YOUR GOAL: In the data that follows, count every line holding the string "edged" and give the count alone.

ITEMS:
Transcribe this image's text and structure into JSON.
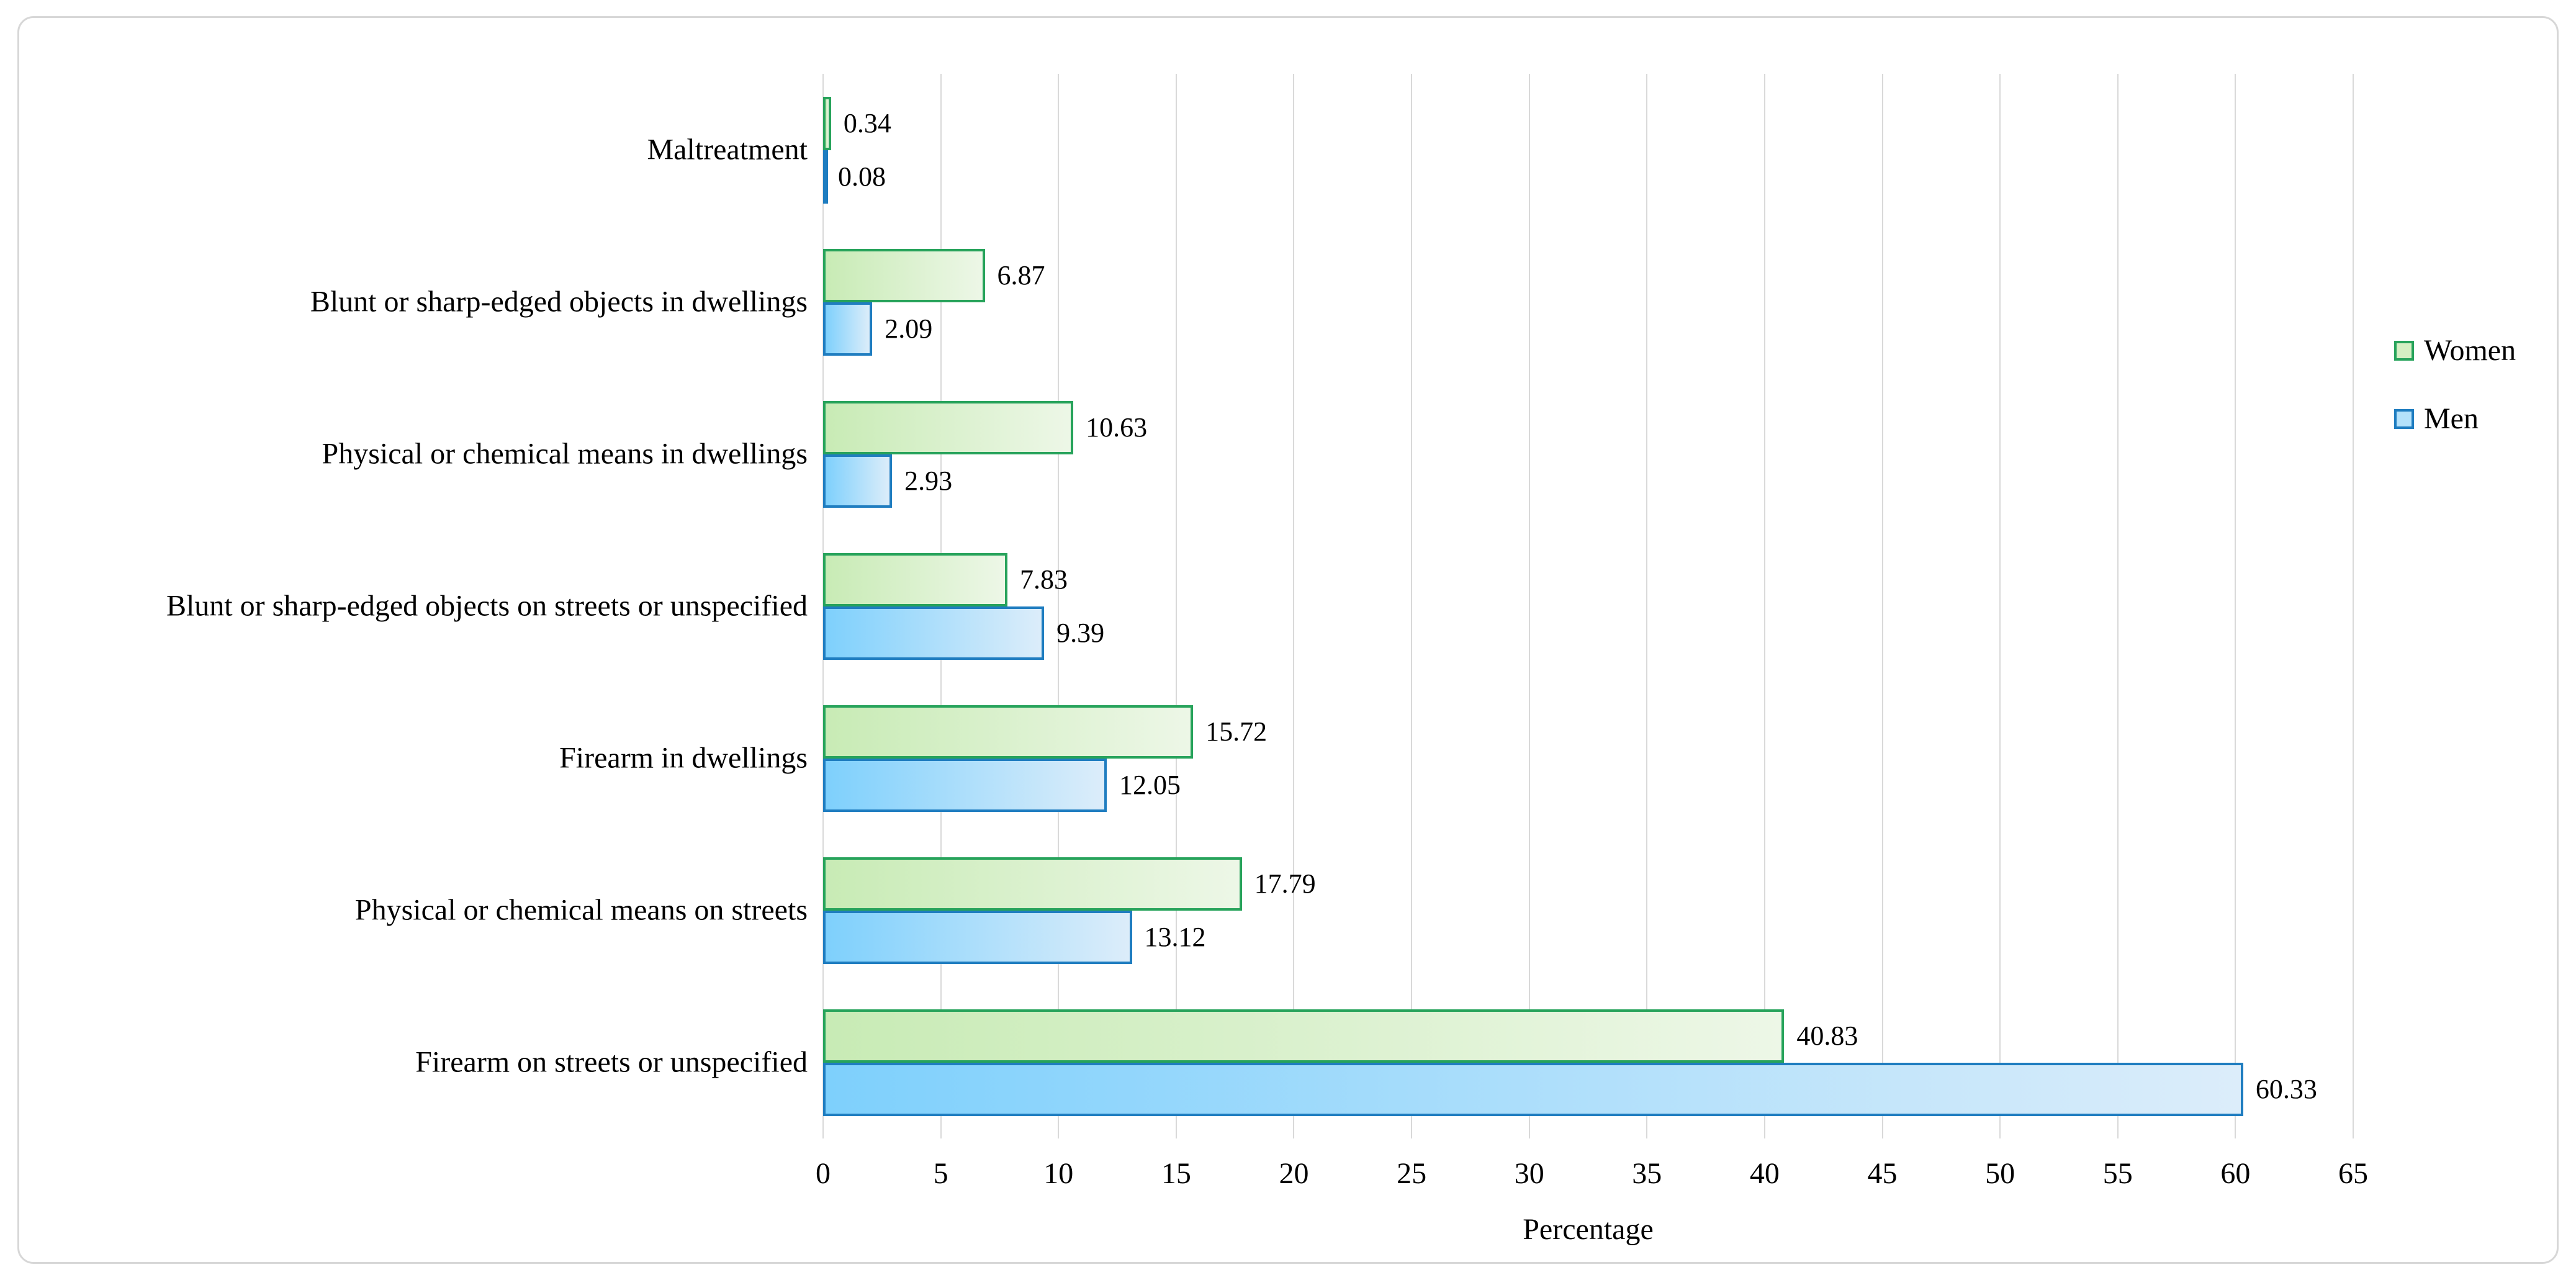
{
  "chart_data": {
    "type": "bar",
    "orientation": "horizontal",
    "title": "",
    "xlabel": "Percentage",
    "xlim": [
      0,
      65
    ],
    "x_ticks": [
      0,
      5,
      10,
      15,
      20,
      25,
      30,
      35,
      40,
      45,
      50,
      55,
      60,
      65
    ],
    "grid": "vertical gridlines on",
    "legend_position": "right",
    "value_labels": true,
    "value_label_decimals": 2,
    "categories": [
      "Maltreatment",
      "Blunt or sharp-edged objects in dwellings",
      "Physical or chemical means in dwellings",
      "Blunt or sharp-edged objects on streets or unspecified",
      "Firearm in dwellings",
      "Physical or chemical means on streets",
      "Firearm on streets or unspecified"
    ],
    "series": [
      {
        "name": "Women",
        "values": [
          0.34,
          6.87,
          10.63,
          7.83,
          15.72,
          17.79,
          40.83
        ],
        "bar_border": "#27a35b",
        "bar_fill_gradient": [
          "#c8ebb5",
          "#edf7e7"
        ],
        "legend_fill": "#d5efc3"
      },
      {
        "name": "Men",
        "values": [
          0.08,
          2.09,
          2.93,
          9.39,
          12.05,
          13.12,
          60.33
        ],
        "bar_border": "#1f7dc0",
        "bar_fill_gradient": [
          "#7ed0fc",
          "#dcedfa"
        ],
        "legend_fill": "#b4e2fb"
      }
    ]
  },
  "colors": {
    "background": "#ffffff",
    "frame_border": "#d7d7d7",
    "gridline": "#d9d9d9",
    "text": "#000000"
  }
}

...

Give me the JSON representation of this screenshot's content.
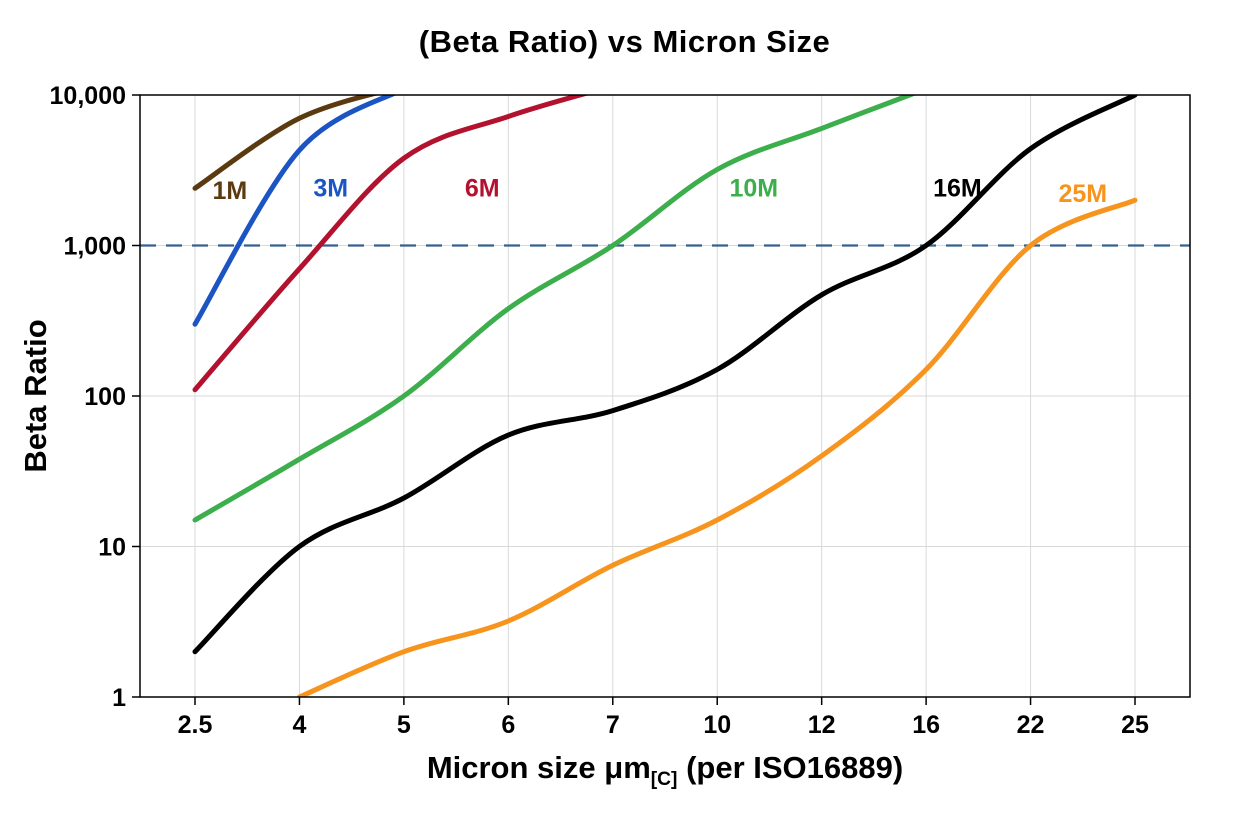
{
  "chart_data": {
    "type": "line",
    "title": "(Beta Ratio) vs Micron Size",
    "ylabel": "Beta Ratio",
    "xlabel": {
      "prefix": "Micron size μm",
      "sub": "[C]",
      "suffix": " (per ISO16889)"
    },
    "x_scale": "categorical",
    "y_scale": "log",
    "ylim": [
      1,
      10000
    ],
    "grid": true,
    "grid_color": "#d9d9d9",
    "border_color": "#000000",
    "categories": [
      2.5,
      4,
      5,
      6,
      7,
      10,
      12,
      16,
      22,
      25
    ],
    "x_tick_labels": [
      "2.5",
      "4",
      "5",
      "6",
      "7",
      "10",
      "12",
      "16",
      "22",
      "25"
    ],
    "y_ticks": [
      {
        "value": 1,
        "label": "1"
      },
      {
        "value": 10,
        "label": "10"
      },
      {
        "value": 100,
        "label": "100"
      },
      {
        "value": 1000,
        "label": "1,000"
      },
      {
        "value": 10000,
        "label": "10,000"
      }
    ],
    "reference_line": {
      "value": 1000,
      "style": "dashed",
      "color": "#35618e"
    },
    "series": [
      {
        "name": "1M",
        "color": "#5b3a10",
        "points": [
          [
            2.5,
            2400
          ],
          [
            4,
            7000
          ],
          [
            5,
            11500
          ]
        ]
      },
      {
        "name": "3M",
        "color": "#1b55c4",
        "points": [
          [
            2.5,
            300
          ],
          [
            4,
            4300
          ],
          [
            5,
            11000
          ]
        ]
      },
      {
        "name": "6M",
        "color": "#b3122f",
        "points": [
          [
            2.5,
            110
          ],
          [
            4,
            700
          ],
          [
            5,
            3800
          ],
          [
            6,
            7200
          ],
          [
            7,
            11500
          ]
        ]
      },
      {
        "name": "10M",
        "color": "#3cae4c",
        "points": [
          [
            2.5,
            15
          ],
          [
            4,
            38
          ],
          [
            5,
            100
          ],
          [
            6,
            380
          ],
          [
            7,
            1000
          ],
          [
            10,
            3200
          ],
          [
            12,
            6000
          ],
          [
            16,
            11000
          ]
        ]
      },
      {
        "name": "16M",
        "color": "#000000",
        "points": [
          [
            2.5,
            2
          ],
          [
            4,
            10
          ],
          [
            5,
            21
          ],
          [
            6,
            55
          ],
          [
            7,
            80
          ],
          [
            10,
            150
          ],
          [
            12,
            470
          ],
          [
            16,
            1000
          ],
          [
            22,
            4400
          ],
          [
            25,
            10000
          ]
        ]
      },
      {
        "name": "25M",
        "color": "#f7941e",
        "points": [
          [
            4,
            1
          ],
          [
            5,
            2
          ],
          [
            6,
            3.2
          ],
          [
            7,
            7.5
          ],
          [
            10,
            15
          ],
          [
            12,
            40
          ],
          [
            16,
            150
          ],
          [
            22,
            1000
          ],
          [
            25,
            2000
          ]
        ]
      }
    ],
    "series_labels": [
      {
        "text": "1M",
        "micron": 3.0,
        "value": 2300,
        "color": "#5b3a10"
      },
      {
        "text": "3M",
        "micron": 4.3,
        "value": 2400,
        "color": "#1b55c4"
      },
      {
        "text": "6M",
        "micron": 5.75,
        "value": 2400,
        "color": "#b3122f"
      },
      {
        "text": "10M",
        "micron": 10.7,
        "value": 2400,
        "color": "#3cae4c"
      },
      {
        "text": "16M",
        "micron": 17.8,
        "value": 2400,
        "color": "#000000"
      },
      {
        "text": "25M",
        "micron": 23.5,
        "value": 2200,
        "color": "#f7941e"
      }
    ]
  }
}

---

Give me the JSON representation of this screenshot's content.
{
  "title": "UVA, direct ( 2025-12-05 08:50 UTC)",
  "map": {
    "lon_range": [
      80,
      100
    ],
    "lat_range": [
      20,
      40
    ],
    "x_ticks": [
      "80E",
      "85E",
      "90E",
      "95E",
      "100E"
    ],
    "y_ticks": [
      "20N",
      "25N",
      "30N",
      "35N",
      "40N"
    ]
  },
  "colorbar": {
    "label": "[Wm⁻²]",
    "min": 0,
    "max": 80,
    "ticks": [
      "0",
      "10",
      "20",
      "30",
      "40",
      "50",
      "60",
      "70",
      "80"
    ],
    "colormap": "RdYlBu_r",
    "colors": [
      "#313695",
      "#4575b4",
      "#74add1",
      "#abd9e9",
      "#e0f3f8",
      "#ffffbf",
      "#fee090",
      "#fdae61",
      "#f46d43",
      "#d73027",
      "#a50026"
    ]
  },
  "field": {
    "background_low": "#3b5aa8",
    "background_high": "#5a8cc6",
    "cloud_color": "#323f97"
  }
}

CORRECT ANSWER: 2